___ MATERIAL FOR THIS EXERCISE ___
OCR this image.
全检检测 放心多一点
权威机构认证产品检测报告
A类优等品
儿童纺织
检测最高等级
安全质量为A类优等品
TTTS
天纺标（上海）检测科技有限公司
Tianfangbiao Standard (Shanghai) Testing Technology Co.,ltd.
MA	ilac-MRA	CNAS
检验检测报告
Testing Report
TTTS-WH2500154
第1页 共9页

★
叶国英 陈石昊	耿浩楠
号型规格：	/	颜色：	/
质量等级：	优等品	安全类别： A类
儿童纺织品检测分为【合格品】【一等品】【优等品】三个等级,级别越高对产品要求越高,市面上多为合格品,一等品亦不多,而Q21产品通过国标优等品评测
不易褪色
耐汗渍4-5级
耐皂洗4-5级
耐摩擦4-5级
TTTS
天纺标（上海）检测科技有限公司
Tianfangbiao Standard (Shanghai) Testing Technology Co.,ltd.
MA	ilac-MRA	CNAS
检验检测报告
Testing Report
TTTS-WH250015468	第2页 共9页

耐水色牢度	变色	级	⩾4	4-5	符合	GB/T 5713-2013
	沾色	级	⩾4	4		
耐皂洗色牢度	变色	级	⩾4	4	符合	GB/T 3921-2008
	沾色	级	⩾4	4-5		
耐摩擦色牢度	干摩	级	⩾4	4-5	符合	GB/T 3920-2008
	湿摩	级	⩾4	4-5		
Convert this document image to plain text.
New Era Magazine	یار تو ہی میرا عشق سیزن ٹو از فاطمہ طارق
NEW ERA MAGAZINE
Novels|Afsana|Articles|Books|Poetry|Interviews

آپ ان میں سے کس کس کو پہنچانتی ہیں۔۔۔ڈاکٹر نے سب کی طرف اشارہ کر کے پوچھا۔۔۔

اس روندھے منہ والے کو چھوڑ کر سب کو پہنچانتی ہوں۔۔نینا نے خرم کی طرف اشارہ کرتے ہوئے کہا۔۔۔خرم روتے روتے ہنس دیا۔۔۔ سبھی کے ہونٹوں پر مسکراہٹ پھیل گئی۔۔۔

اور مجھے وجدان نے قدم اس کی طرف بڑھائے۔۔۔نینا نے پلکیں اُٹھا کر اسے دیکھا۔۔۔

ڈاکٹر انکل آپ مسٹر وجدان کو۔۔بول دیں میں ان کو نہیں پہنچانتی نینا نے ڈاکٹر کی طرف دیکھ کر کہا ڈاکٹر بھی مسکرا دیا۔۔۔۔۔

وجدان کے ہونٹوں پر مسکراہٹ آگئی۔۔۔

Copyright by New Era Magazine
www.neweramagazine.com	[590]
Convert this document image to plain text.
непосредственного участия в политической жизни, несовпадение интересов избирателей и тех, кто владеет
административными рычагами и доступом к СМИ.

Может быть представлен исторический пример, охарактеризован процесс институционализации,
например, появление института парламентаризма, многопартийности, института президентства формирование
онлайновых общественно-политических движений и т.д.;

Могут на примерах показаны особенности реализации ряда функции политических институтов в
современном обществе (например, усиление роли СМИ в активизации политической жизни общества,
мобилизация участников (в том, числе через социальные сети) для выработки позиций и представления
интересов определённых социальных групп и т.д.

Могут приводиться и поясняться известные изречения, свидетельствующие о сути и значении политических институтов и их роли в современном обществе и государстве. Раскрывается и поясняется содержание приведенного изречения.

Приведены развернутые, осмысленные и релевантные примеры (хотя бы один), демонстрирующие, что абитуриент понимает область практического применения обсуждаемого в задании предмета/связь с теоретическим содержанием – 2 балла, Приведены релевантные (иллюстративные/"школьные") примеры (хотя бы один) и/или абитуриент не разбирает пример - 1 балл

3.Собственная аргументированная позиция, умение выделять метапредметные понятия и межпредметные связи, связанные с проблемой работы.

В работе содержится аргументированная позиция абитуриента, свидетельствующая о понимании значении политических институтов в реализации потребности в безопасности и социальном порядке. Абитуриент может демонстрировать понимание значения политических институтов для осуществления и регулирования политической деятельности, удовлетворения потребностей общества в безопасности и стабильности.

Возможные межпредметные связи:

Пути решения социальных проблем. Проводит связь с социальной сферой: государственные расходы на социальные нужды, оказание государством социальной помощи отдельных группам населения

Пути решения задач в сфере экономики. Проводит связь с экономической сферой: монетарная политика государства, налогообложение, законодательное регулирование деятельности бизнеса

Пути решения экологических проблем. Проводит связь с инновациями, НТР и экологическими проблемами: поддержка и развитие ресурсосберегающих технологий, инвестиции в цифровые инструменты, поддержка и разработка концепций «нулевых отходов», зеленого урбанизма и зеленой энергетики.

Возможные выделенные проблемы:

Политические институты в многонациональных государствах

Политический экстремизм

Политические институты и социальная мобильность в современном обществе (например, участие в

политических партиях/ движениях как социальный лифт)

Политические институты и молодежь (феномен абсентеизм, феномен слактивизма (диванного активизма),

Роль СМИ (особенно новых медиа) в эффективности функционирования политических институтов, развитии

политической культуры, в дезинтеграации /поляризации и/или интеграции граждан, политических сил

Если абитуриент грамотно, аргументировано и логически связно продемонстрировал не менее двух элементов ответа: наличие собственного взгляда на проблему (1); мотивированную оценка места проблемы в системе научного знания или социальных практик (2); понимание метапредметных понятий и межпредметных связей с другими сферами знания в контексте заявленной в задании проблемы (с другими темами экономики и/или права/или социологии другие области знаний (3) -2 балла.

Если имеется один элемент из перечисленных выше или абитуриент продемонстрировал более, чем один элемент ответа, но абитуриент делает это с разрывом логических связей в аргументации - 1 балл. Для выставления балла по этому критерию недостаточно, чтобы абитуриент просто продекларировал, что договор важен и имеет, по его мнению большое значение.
___
→ WHAT TO DO: Write the complete data out, exactly as above.

→ SOLUTION TO THIS PROBLEM:
OCR this image.
全检检测 放心多一点
权威机构认证产品检测报告
A类优等品
儿童纺织
检测最高等级
安全质量为A类优等品
TTTS
天纺标（上海）检测科技有限公司
Tianfangbiao Standard (Shanghai) Testing Technology Co.,ltd.
MA	ilac-MRA	CNAS
检验检测报告
Testing Report
TTTS-WH2500154
第1页 共9页

★
叶国英 陈石昊	耿浩楠
号型规格：	/	颜色：	/
质量等级：	优等品	安全类别： A类
儿童纺织品检测分为【合格品】【一等品】【优等品】三个等级,级别越高对产品要求越高,市面上多为合格品,一等品亦不多,而Q21产品通过国标优等品评测
不易褪色
耐汗渍4-5级
耐皂洗4-5级
耐摩擦4-5级
TTTS
天纺标（上海）检测科技有限公司
Tianfangbiao Standard (Shanghai) Testing Technology Co.,ltd.
MA	ilac-MRA	CNAS
检验检测报告
Testing Report
TTTS-WH250015468	第2页 共9页

耐水色牢度	变色	级	⩾4	4-5	符合	GB/T 5713-2013
	沾色	级	⩾4	4		
耐皂洗色牢度	变色	级	⩾4	4	符合	GB/T 3921-2008
	沾色	级	⩾4	4-5		
耐摩擦色牢度	干摩	级	⩾4	4-5	符合	GB/T 3920-2008
	湿摩	级	⩾4	4-5		
Convert this document image to plain text.
New Era Magazine	یار تو ہی میرا عشق سیزن ٹو از فاطمہ طارق
NEW ERA MAGAZINE
Novels|Afsana|Articles|Books|Poetry|Interviews

آپ ان میں سے کس کس کو پہنچانتی ہیں۔۔۔ڈاکٹر نے سب کی طرف اشارہ کر کے پوچھا۔۔۔

اس روندھے منہ والے کو چھوڑ کر سب کو پہنچانتی ہوں۔۔نینا نے خرم کی طرف اشارہ کرتے ہوئے کہا۔۔۔خرم روتے روتے ہنس دیا۔۔۔ سبھی کے ہونٹوں پر مسکراہٹ پھیل گئی۔۔۔

اور مجھے وجدان نے قدم اس کی طرف بڑھائے۔۔۔نینا نے پلکیں اُٹھا کر اسے دیکھا۔۔۔

ڈاکٹر انکل آپ مسٹر وجدان کو۔۔بول دیں میں ان کو نہیں پہنچانتی نینا نے ڈاکٹر کی طرف دیکھ کر کہا ڈاکٹر بھی مسکرا دیا۔۔۔۔۔

وجدان کے ہونٹوں پر مسکراہٹ آگئی۔۔۔

Copyright by New Era Magazine
www.neweramagazine.com	[590]
Convert this document image to plain text.
непосредственного участия в политической жизни, несовпадение интересов избирателей и тех, кто владеет
административными рычагами и доступом к СМИ.

Может быть представлен исторический пример, охарактеризован процесс институционализации,
например, появление института парламентаризма, многопартийности, института президентства формирование
онлайновых общественно-политических движений и т.д.;

Могут на примерах показаны особенности реализации ряда функции политических институтов в
современном обществе (например, усиление роли СМИ в активизации политической жизни общества,
мобилизация участников (в том, числе через социальные сети) для выработки позиций и представления
интересов определённых социальных групп и т.д.

Могут приводиться и поясняться известные изречения, свидетельствующие о сути и значении политических институтов и их роли в современном обществе и государстве. Раскрывается и поясняется содержание приведенного изречения.

Приведены развернутые, осмысленные и релевантные примеры (хотя бы один), демонстрирующие, что абитуриент понимает область практического применения обсуждаемого в задании предмета/связь с теоретическим содержанием – 2 балла, Приведены релевантные (иллюстративные/"школьные") примеры (хотя бы один) и/или абитуриент не разбирает пример - 1 балл

3.Собственная аргументированная позиция, умение выделять метапредметные понятия и межпредметные связи, связанные с проблемой работы.

В работе содержится аргументированная позиция абитуриента, свидетельствующая о понимании значении политических институтов в реализации потребности в безопасности и социальном порядке. Абитуриент может демонстрировать понимание значения политических институтов для осуществления и регулирования политической деятельности, удовлетворения потребностей общества в безопасности и стабильности.

Возможные межпредметные связи:

Пути решения социальных проблем. Проводит связь с социальной сферой: государственные расходы на социальные нужды, оказание государством социальной помощи отдельных группам населения

Пути решения задач в сфере экономики. Проводит связь с экономической сферой: монетарная политика государства, налогообложение, законодательное регулирование деятельности бизнеса

Пути решения экологических проблем. Проводит связь с инновациями, НТР и экологическими проблемами: поддержка и развитие ресурсосберегающих технологий, инвестиции в цифровые инструменты, поддержка и разработка концепций «нулевых отходов», зеленого урбанизма и зеленой энергетики.

Возможные выделенные проблемы:

Политические институты в многонациональных государствах

Политический экстремизм

Политические институты и социальная мобильность в современном обществе (например, участие в

политических партиях/ движениях как социальный лифт)

Политические институты и молодежь (феномен абсентеизм, феномен слактивизма (диванного активизма),

Роль СМИ (особенно новых медиа) в эффективности функционирования политических институтов, развитии

политической культуры, в дезинтеграации /поляризации и/или интеграции граждан, политических сил

Если абитуриент грамотно, аргументировано и логически связно продемонстрировал не менее двух элементов ответа: наличие собственного взгляда на проблему (1); мотивированную оценка места проблемы в системе научного знания или социальных практик (2); понимание метапредметных понятий и межпредметных связей с другими сферами знания в контексте заявленной в задании проблемы (с другими темами экономики и/или права/или социологии другие области знаний (3) -2 балла.

Если имеется один элемент из перечисленных выше или абитуриент продемонстрировал более, чем один элемент ответа, но абитуриент делает это с разрывом логических связей в аргументации - 1 балл. Для выставления балла по этому критерию недостаточно, чтобы абитуриент просто продекларировал, что договор важен и имеет, по его мнению большое значение.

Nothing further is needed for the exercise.